▶ _PROBLEM DESCRIPTION_: In the records below, work out how many lines hold the word "foods". Report the number alone.

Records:
┌──

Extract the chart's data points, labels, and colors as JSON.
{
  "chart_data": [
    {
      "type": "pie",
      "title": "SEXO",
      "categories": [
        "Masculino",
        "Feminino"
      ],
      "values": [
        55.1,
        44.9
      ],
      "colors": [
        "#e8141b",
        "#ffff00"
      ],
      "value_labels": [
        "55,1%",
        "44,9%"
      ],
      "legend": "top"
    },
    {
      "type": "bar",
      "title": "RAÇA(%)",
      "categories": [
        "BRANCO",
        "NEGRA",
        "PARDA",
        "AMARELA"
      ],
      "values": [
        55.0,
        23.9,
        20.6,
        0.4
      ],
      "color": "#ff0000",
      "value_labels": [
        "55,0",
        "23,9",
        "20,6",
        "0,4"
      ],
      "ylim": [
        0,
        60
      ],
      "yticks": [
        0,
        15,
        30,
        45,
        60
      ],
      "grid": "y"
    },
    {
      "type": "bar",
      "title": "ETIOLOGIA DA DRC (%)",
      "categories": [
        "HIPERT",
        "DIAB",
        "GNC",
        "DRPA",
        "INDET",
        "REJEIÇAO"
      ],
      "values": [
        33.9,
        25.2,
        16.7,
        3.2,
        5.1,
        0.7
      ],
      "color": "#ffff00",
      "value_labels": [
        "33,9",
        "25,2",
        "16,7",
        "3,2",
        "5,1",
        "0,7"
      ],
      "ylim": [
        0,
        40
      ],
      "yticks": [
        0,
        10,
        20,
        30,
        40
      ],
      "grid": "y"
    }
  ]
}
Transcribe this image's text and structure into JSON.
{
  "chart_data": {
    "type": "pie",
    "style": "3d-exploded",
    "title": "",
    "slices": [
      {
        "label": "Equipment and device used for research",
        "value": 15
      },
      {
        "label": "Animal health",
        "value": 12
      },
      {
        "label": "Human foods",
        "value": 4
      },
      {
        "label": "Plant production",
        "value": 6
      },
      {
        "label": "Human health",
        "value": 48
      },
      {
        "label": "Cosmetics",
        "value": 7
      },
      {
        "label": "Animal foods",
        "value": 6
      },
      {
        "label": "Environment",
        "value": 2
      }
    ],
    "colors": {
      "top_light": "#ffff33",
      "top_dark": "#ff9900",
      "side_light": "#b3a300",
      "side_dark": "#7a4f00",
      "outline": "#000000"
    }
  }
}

└──

▶ _FINISHED TASK_: 2